-- Start of SOURCE MATERIAL --

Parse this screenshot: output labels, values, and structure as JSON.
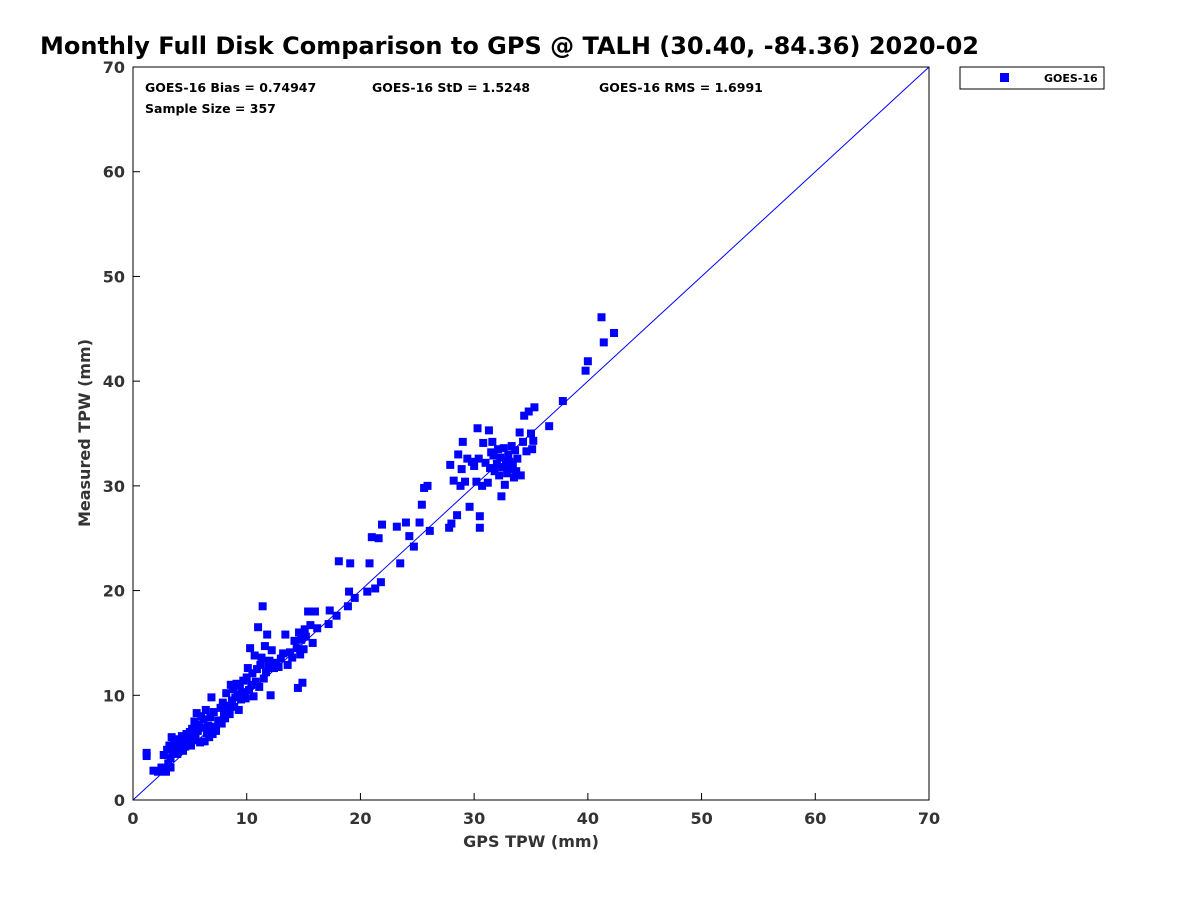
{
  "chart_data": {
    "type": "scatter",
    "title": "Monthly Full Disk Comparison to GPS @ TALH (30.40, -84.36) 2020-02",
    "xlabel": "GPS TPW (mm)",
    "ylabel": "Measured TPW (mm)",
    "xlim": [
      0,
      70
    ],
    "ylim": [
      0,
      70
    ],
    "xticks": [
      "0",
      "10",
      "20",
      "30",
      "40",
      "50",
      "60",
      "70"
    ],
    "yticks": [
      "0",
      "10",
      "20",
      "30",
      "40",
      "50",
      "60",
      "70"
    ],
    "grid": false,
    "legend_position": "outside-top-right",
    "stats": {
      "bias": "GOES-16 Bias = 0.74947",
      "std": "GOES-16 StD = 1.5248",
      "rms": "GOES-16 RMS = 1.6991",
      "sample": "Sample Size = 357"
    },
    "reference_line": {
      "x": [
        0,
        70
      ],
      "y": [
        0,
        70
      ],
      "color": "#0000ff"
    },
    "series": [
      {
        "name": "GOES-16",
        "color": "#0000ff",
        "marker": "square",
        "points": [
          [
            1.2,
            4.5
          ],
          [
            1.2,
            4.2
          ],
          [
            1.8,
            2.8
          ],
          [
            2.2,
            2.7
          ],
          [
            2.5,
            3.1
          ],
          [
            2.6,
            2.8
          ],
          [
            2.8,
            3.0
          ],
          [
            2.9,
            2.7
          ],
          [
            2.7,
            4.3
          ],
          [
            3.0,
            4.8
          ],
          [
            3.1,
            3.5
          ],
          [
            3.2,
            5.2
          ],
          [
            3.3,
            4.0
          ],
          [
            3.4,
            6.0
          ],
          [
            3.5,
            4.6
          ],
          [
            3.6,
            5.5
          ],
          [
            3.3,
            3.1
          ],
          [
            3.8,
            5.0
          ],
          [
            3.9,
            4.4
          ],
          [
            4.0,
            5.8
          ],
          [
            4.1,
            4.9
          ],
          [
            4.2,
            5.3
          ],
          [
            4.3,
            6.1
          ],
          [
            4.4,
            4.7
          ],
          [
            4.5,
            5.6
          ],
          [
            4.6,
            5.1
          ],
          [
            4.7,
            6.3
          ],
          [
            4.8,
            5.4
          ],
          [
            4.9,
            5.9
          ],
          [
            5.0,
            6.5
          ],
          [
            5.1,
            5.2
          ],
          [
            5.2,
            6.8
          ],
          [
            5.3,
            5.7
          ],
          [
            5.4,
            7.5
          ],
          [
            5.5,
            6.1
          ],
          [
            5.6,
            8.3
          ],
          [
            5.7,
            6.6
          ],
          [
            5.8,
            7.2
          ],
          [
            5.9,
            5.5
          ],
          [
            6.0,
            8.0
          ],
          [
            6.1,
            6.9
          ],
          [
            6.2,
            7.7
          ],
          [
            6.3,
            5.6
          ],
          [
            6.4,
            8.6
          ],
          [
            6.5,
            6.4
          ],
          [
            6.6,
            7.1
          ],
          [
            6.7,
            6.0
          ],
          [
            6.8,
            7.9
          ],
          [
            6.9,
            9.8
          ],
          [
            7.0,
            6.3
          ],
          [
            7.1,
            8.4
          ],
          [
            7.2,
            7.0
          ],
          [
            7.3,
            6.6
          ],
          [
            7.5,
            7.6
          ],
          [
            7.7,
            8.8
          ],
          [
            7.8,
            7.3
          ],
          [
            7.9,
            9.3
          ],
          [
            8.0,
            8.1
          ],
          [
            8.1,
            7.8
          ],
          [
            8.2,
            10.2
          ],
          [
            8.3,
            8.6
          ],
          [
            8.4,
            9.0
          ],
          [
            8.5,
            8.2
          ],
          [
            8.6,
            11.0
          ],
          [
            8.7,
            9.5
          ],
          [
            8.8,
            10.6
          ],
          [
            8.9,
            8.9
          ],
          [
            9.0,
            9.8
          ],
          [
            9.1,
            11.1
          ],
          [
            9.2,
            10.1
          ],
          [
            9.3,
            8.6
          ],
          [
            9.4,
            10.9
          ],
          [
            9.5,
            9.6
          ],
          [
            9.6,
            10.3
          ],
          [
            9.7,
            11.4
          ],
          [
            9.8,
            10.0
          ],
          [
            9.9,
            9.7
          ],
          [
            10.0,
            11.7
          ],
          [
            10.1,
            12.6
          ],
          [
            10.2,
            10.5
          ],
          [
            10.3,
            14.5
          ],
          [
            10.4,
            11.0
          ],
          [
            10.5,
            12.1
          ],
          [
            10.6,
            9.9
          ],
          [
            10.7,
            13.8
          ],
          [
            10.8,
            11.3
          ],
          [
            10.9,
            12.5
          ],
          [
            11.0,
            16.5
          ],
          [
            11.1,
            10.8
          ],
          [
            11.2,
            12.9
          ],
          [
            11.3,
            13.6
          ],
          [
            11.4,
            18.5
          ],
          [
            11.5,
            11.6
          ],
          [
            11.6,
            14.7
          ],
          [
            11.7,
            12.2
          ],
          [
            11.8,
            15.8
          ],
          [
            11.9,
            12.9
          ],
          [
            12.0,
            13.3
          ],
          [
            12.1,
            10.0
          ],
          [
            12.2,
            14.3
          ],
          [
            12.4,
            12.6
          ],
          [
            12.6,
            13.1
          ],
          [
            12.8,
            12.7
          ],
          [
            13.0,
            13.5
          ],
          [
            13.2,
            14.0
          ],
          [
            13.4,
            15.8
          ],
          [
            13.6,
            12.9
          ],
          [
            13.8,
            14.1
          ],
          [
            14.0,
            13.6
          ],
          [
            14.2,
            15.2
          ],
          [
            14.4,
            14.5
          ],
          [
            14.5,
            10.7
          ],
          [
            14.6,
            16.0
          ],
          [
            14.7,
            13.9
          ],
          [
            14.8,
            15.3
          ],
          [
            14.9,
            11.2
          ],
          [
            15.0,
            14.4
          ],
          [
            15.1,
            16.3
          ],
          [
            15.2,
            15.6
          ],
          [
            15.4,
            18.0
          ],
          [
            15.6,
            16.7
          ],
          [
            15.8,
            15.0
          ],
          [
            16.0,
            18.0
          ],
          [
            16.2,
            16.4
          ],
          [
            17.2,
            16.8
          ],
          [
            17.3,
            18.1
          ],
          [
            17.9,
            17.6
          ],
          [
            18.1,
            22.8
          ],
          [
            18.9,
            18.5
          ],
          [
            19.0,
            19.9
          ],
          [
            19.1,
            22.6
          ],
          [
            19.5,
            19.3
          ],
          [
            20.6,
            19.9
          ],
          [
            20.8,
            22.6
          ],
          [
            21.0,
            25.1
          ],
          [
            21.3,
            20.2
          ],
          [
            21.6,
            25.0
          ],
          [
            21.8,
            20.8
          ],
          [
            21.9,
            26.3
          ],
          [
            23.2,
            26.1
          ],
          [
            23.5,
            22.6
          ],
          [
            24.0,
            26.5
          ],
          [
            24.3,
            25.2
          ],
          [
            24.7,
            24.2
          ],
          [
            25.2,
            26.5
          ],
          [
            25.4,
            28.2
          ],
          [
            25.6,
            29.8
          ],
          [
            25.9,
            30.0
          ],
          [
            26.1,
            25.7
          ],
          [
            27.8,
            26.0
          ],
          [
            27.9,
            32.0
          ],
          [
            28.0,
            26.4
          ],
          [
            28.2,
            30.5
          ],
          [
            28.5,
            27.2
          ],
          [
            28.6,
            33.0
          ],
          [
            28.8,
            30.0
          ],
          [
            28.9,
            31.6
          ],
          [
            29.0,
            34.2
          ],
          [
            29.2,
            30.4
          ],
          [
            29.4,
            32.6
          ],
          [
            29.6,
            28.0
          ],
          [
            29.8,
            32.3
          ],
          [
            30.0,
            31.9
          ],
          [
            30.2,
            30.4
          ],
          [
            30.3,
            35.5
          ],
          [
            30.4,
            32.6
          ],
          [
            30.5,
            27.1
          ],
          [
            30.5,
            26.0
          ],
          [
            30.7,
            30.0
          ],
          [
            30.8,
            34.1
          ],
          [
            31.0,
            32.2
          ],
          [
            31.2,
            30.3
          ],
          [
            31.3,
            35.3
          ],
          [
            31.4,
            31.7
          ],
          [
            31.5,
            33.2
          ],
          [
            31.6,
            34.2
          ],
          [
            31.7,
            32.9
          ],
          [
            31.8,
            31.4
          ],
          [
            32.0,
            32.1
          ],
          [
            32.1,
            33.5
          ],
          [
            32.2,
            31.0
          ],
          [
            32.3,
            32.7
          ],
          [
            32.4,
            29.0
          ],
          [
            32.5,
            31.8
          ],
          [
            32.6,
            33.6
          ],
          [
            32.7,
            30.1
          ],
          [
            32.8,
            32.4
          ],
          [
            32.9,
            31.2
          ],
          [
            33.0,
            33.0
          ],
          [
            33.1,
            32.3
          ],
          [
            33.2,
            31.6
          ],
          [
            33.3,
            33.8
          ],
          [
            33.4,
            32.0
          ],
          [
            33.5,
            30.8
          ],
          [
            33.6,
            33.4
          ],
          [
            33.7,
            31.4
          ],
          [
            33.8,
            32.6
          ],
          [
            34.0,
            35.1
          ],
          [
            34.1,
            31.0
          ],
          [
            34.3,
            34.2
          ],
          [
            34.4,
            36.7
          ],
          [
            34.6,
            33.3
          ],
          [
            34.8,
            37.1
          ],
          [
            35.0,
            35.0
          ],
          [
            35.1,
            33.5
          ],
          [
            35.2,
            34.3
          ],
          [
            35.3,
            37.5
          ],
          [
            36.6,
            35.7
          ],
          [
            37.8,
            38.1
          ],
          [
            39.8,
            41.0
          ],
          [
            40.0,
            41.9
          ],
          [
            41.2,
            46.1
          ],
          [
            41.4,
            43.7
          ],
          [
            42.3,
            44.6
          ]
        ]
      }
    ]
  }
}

-- End of SOURCE MATERIAL --

▶ [WORK TO DO]: Go through the data above and find the lines with the word "GOES". Copy each of those lines.

▶ [RESULT]:
      "bias": "GOES-16 Bias = 0.74947",
      "std": "GOES-16 StD = 1.5248",
      "rms": "GOES-16 RMS = 1.6991",
        "name": "GOES-16",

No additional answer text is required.